**GIVEN REQUEST:**
Say how many lines in the data below contain the word "wallet", and give no other text.

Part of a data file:
'''
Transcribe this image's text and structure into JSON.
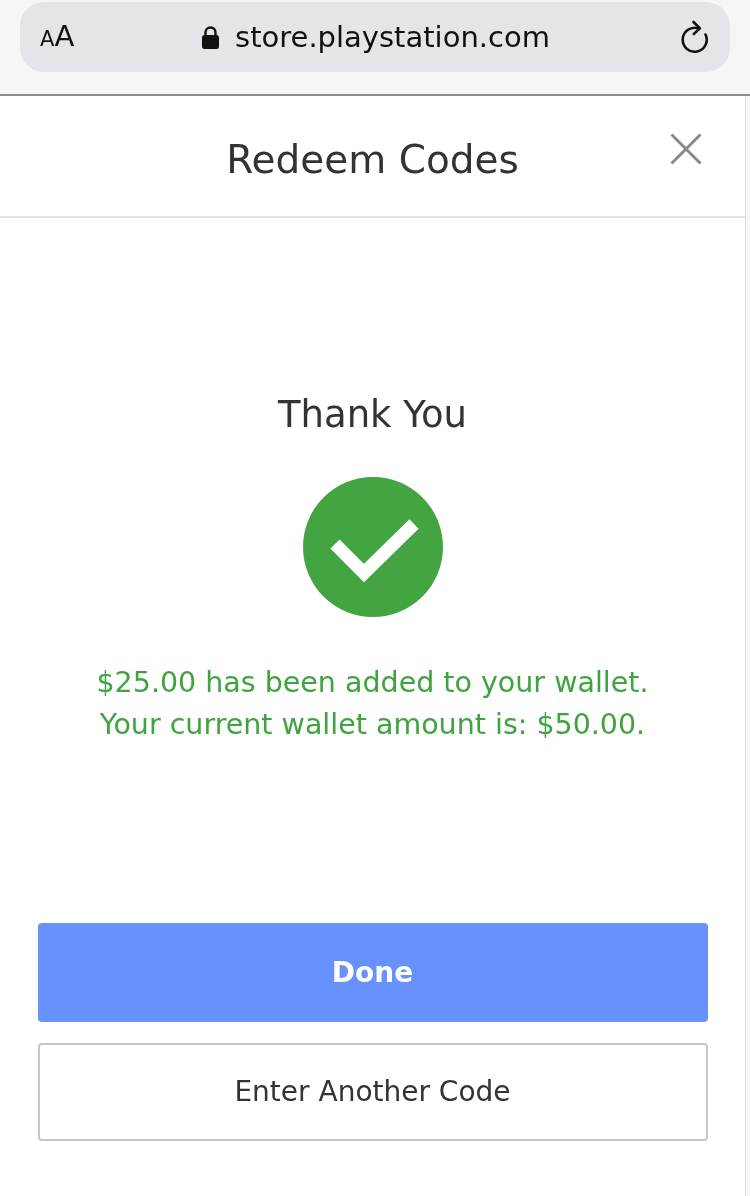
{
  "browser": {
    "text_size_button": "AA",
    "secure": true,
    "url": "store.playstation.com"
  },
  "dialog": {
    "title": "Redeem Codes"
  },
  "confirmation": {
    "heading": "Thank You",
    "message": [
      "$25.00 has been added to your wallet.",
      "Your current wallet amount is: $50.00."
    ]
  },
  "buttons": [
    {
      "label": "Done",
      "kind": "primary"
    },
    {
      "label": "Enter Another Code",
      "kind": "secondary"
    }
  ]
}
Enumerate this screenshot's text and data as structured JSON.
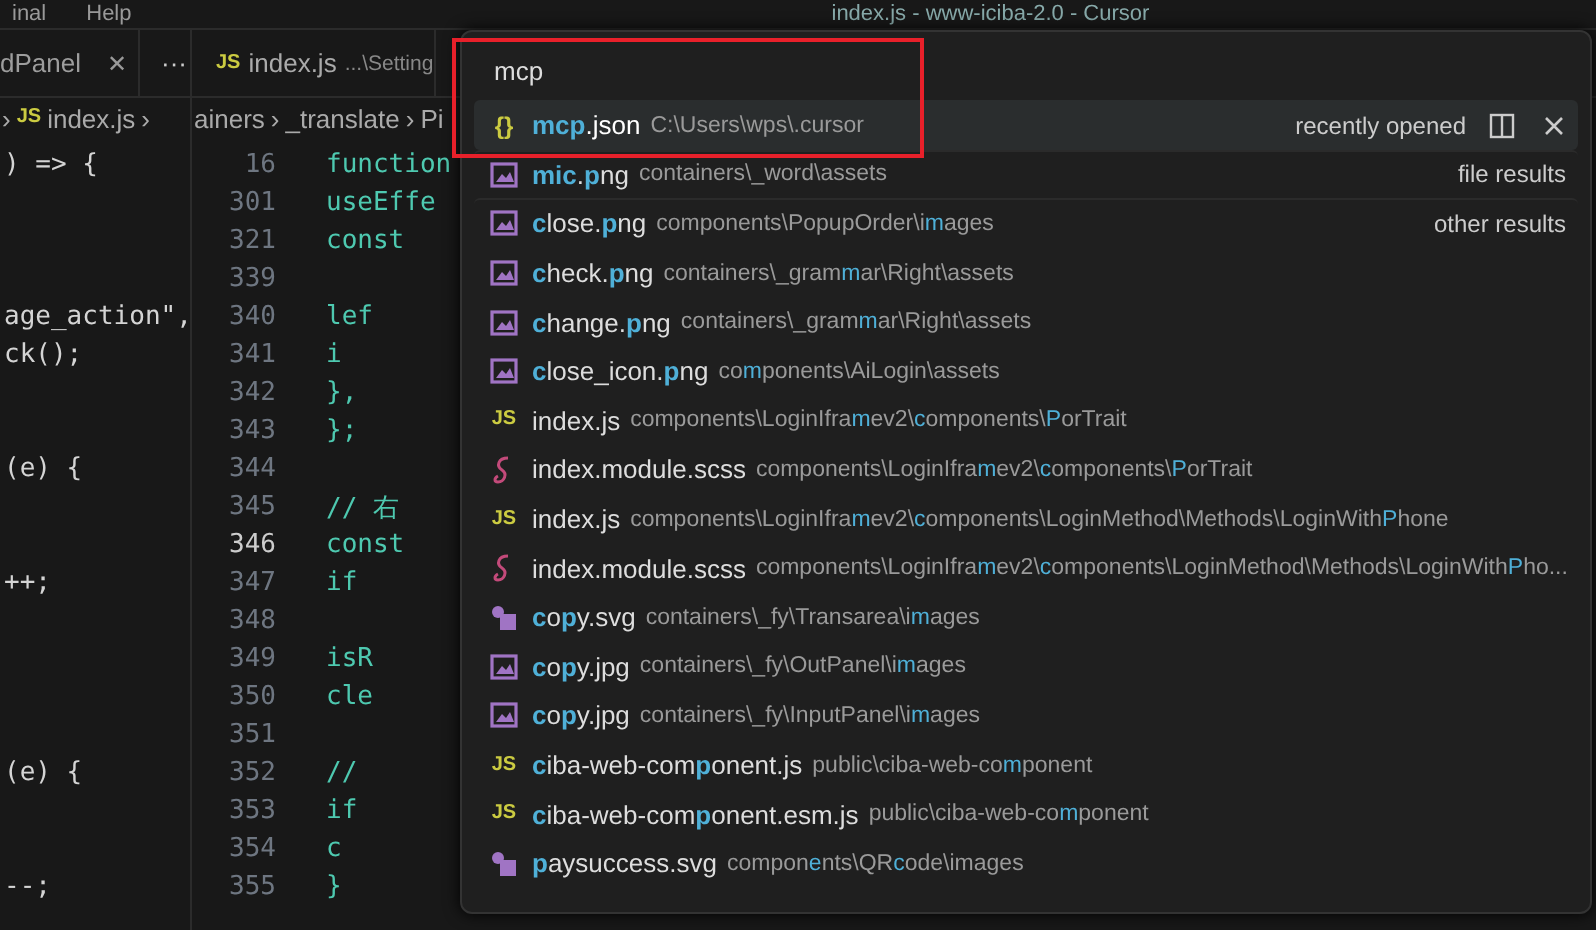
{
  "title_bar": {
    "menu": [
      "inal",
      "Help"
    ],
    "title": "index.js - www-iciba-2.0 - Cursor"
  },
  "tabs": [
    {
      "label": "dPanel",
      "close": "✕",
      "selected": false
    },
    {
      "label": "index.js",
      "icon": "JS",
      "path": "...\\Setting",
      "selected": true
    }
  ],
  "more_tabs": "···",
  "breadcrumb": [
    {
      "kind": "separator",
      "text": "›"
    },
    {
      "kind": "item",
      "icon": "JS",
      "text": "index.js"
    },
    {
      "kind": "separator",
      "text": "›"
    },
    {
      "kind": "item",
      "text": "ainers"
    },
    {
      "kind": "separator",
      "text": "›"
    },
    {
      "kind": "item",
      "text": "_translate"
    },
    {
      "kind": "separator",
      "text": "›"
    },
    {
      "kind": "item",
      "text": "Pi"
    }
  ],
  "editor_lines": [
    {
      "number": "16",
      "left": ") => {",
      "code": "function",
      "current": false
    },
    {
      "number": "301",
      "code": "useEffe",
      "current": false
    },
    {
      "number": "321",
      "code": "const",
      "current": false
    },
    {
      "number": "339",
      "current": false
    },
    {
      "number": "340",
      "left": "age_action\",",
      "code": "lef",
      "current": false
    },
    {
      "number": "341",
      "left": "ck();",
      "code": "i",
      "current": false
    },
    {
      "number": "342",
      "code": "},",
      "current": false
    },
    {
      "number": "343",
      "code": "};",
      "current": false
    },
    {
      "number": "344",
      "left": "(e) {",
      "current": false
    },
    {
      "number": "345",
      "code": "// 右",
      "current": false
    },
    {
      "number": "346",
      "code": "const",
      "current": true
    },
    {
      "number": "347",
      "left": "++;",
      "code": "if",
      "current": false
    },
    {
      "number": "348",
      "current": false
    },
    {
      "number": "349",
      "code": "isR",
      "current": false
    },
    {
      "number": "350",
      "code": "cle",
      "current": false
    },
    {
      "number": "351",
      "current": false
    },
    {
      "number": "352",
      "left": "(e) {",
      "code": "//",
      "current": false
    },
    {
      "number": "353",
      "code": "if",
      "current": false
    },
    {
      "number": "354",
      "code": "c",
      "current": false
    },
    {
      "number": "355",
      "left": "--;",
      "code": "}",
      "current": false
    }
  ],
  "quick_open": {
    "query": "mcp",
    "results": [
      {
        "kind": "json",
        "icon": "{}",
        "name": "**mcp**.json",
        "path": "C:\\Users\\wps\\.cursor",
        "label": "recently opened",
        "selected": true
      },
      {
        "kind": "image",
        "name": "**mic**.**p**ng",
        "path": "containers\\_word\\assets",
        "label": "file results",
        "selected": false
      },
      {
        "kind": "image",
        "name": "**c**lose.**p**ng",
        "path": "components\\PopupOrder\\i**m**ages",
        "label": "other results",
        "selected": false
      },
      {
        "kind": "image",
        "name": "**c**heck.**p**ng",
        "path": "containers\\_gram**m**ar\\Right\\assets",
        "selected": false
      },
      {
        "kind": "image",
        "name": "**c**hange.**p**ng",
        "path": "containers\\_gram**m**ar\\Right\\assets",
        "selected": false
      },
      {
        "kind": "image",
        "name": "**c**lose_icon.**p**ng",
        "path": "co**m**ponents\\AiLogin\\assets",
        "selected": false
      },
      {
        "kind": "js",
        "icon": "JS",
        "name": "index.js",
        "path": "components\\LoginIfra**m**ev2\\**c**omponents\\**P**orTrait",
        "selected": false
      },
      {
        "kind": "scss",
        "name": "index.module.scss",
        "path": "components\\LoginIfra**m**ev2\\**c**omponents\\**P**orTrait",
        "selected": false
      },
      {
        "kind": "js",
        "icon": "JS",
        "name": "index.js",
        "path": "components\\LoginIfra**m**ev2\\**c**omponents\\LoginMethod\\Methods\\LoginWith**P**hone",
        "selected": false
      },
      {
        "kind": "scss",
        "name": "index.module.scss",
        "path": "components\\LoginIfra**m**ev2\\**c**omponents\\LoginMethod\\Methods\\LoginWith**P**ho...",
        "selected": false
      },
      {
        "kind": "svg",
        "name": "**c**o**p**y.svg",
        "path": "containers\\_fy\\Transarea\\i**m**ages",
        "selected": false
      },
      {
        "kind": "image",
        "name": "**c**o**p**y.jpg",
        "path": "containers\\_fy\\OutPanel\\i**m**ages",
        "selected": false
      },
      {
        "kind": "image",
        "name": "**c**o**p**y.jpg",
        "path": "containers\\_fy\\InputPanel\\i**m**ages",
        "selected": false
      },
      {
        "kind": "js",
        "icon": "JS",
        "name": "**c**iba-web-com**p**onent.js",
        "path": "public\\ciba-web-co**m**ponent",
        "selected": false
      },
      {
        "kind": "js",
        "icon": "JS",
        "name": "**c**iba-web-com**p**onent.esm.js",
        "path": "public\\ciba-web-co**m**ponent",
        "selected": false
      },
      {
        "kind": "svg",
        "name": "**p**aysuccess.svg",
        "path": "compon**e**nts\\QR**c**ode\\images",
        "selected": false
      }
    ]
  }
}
'''
'''
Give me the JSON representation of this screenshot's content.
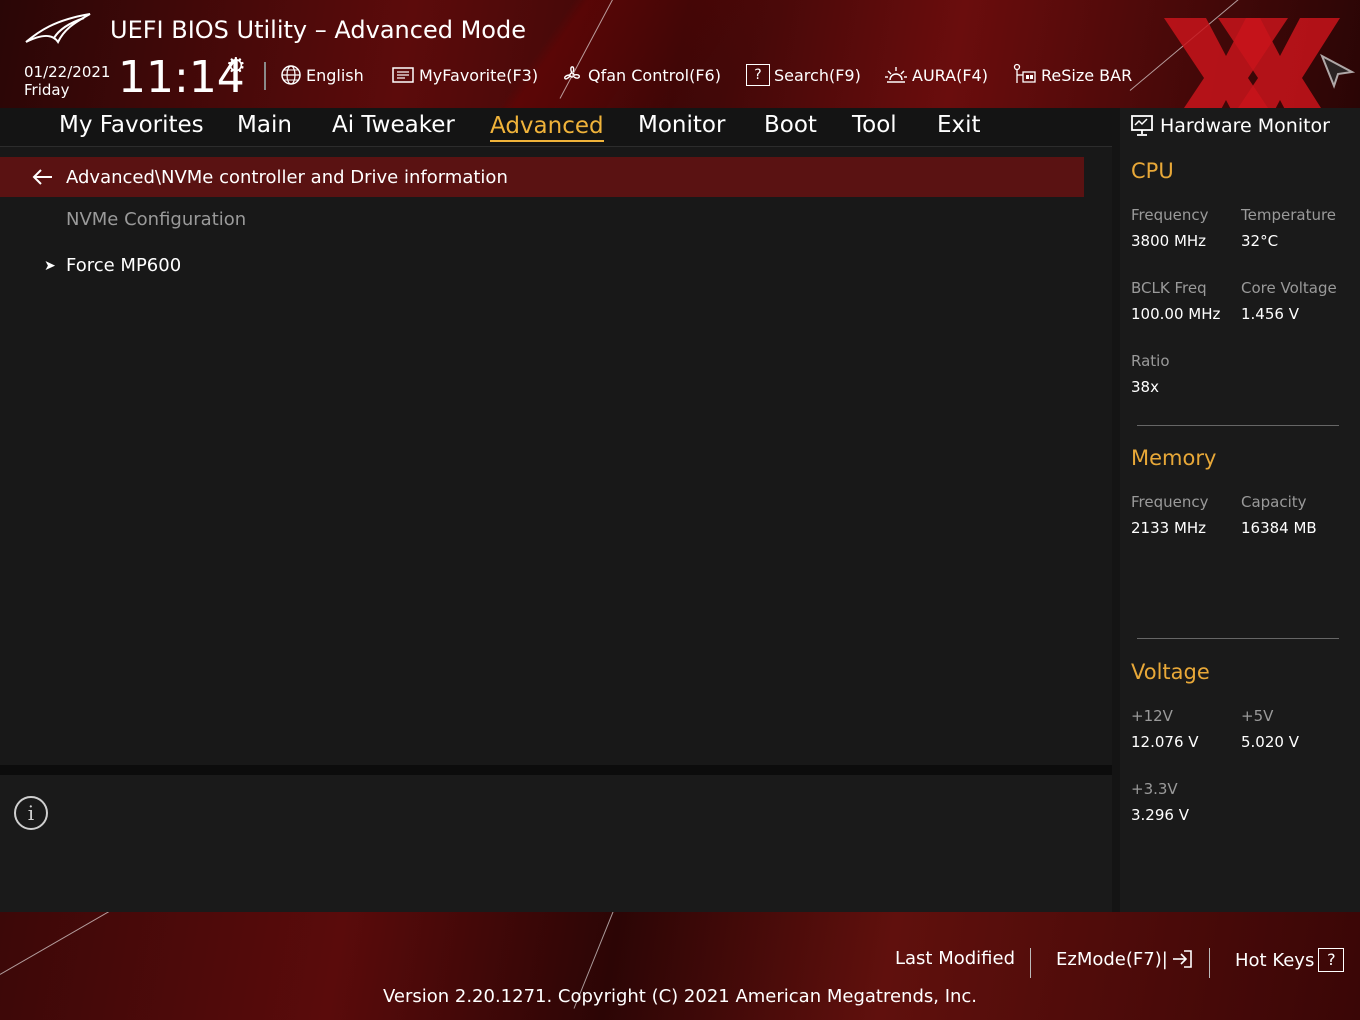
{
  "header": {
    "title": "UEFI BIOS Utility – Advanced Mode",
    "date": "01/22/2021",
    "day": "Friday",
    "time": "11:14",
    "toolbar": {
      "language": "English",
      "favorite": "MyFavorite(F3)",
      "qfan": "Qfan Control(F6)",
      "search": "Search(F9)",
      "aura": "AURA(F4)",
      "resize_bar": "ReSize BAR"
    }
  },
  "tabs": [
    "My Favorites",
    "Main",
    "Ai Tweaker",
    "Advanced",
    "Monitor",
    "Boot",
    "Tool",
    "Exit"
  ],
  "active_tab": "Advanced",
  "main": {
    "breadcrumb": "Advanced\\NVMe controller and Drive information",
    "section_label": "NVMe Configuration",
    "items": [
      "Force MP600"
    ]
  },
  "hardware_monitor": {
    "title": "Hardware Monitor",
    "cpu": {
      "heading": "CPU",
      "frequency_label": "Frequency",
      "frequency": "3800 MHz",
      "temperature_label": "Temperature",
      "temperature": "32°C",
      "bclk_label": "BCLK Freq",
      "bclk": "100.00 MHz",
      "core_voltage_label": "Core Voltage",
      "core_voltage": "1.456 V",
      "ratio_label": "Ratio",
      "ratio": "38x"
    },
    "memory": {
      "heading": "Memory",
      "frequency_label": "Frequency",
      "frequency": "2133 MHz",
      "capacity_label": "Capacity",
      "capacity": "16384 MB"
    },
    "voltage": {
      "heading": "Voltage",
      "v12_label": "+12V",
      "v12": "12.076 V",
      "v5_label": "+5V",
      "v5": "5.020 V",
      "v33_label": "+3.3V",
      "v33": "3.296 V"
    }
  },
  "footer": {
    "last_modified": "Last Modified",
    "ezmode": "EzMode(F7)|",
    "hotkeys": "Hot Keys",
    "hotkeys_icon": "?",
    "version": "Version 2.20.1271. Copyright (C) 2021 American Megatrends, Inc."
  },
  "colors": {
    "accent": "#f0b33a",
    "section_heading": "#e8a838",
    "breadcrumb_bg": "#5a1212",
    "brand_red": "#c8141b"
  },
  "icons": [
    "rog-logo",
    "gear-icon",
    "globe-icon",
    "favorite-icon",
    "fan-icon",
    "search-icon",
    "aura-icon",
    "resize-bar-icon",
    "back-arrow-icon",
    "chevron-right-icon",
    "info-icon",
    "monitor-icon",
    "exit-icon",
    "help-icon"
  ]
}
'''
**WRITTEN RESPONSE:**
2